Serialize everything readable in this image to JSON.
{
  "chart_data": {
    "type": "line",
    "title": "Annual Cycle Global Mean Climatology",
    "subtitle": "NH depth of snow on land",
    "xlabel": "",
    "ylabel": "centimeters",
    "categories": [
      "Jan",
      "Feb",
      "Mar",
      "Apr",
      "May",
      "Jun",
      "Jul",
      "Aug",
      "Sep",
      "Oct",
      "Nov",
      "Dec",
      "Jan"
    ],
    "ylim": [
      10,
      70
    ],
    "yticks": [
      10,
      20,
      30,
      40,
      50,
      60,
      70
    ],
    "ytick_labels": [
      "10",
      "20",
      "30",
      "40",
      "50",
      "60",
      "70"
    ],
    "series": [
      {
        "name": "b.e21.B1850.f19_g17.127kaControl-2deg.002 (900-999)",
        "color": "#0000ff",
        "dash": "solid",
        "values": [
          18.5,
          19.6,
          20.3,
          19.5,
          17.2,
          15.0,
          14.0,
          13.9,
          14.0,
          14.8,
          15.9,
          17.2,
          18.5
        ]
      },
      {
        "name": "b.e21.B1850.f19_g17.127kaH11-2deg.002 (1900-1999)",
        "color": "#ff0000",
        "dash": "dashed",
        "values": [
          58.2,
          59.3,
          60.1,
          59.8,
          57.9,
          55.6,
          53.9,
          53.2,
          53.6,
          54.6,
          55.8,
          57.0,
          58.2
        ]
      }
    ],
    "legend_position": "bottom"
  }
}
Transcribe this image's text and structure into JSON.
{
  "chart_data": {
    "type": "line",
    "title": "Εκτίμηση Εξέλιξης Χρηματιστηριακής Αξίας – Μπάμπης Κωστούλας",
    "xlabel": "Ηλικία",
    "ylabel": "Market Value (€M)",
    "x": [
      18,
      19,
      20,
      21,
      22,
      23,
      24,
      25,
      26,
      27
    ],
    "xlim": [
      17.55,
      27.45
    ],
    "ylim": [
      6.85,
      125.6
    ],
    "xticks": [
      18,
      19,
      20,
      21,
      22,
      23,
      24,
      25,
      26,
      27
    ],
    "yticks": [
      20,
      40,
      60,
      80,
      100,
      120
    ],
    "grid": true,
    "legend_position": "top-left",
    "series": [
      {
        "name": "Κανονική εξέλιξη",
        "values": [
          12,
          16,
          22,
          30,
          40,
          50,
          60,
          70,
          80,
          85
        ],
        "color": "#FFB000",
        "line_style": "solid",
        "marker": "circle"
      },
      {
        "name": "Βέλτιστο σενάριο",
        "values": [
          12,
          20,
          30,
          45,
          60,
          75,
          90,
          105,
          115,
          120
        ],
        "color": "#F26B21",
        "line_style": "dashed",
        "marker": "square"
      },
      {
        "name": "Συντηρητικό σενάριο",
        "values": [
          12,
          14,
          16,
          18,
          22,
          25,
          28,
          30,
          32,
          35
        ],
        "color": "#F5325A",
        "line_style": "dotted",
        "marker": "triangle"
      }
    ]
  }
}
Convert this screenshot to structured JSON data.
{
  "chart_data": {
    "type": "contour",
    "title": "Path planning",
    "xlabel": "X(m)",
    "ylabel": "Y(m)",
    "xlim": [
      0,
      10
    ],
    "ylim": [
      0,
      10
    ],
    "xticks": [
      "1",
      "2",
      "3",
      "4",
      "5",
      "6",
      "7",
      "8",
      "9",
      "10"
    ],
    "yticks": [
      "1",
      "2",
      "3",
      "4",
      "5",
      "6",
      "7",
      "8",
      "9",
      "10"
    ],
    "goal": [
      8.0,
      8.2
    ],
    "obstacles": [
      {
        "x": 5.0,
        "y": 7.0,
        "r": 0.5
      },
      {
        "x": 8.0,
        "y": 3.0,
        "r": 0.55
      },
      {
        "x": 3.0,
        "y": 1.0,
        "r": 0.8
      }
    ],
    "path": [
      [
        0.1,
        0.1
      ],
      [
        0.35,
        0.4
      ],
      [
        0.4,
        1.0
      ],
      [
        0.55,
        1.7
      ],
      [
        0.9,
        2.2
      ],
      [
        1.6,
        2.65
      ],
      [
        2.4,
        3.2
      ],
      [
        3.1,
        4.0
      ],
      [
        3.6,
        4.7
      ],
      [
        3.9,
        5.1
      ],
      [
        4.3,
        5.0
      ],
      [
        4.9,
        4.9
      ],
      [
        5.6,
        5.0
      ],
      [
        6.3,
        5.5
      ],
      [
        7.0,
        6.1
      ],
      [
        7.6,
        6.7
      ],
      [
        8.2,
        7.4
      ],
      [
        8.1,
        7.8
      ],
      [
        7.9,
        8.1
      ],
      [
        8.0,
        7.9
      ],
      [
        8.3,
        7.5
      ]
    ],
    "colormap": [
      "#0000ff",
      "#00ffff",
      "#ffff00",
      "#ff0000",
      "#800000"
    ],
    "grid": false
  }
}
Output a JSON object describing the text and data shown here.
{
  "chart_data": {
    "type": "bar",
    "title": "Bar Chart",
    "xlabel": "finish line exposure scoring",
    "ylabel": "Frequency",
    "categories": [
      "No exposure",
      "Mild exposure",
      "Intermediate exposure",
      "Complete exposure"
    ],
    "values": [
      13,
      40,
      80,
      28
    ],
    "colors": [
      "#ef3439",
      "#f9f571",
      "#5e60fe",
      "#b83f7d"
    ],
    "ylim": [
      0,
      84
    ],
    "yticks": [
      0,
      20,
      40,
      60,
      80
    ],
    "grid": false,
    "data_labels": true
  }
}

- [OBJECTIVE] Return the entries above exactly as they appear.

- [EXPECTED OUTPUT]
Serialize everything readable in this image to JSON.
{
  "chart_data": {
    "type": "line",
    "title": "Annual Cycle Global Mean Climatology",
    "subtitle": "NH depth of snow on land",
    "xlabel": "",
    "ylabel": "centimeters",
    "categories": [
      "Jan",
      "Feb",
      "Mar",
      "Apr",
      "May",
      "Jun",
      "Jul",
      "Aug",
      "Sep",
      "Oct",
      "Nov",
      "Dec",
      "Jan"
    ],
    "ylim": [
      10,
      70
    ],
    "yticks": [
      10,
      20,
      30,
      40,
      50,
      60,
      70
    ],
    "ytick_labels": [
      "10",
      "20",
      "30",
      "40",
      "50",
      "60",
      "70"
    ],
    "series": [
      {
        "name": "b.e21.B1850.f19_g17.127kaControl-2deg.002 (900-999)",
        "color": "#0000ff",
        "dash": "solid",
        "values": [
          18.5,
          19.6,
          20.3,
          19.5,
          17.2,
          15.0,
          14.0,
          13.9,
          14.0,
          14.8,
          15.9,
          17.2,
          18.5
        ]
      },
      {
        "name": "b.e21.B1850.f19_g17.127kaH11-2deg.002 (1900-1999)",
        "color": "#ff0000",
        "dash": "dashed",
        "values": [
          58.2,
          59.3,
          60.1,
          59.8,
          57.9,
          55.6,
          53.9,
          53.2,
          53.6,
          54.6,
          55.8,
          57.0,
          58.2
        ]
      }
    ],
    "legend_position": "bottom"
  }
}
Transcribe this image's text and structure into JSON.
{
  "chart_data": {
    "type": "line",
    "title": "Εκτίμηση Εξέλιξης Χρηματιστηριακής Αξίας – Μπάμπης Κωστούλας",
    "xlabel": "Ηλικία",
    "ylabel": "Market Value (€M)",
    "x": [
      18,
      19,
      20,
      21,
      22,
      23,
      24,
      25,
      26,
      27
    ],
    "xlim": [
      17.55,
      27.45
    ],
    "ylim": [
      6.85,
      125.6
    ],
    "xticks": [
      18,
      19,
      20,
      21,
      22,
      23,
      24,
      25,
      26,
      27
    ],
    "yticks": [
      20,
      40,
      60,
      80,
      100,
      120
    ],
    "grid": true,
    "legend_position": "top-left",
    "series": [
      {
        "name": "Κανονική εξέλιξη",
        "values": [
          12,
          16,
          22,
          30,
          40,
          50,
          60,
          70,
          80,
          85
        ],
        "color": "#FFB000",
        "line_style": "solid",
        "marker": "circle"
      },
      {
        "name": "Βέλτιστο σενάριο",
        "values": [
          12,
          20,
          30,
          45,
          60,
          75,
          90,
          105,
          115,
          120
        ],
        "color": "#F26B21",
        "line_style": "dashed",
        "marker": "square"
      },
      {
        "name": "Συντηρητικό σενάριο",
        "values": [
          12,
          14,
          16,
          18,
          22,
          25,
          28,
          30,
          32,
          35
        ],
        "color": "#F5325A",
        "line_style": "dotted",
        "marker": "triangle"
      }
    ]
  }
}
Convert this screenshot to structured JSON data.
{
  "chart_data": {
    "type": "contour",
    "title": "Path planning",
    "xlabel": "X(m)",
    "ylabel": "Y(m)",
    "xlim": [
      0,
      10
    ],
    "ylim": [
      0,
      10
    ],
    "xticks": [
      "1",
      "2",
      "3",
      "4",
      "5",
      "6",
      "7",
      "8",
      "9",
      "10"
    ],
    "yticks": [
      "1",
      "2",
      "3",
      "4",
      "5",
      "6",
      "7",
      "8",
      "9",
      "10"
    ],
    "goal": [
      8.0,
      8.2
    ],
    "obstacles": [
      {
        "x": 5.0,
        "y": 7.0,
        "r": 0.5
      },
      {
        "x": 8.0,
        "y": 3.0,
        "r": 0.55
      },
      {
        "x": 3.0,
        "y": 1.0,
        "r": 0.8
      }
    ],
    "path": [
      [
        0.1,
        0.1
      ],
      [
        0.35,
        0.4
      ],
      [
        0.4,
        1.0
      ],
      [
        0.55,
        1.7
      ],
      [
        0.9,
        2.2
      ],
      [
        1.6,
        2.65
      ],
      [
        2.4,
        3.2
      ],
      [
        3.1,
        4.0
      ],
      [
        3.6,
        4.7
      ],
      [
        3.9,
        5.1
      ],
      [
        4.3,
        5.0
      ],
      [
        4.9,
        4.9
      ],
      [
        5.6,
        5.0
      ],
      [
        6.3,
        5.5
      ],
      [
        7.0,
        6.1
      ],
      [
        7.6,
        6.7
      ],
      [
        8.2,
        7.4
      ],
      [
        8.1,
        7.8
      ],
      [
        7.9,
        8.1
      ],
      [
        8.0,
        7.9
      ],
      [
        8.3,
        7.5
      ]
    ],
    "colormap": [
      "#0000ff",
      "#00ffff",
      "#ffff00",
      "#ff0000",
      "#800000"
    ],
    "grid": false
  }
}
Output a JSON object describing the text and data shown here.
{
  "chart_data": {
    "type": "bar",
    "title": "Bar Chart",
    "xlabel": "finish line exposure scoring",
    "ylabel": "Frequency",
    "categories": [
      "No exposure",
      "Mild exposure",
      "Intermediate exposure",
      "Complete exposure"
    ],
    "values": [
      13,
      40,
      80,
      28
    ],
    "colors": [
      "#ef3439",
      "#f9f571",
      "#5e60fe",
      "#b83f7d"
    ],
    "ylim": [
      0,
      84
    ],
    "yticks": [
      0,
      20,
      40,
      60,
      80
    ],
    "grid": false,
    "data_labels": true
  }
}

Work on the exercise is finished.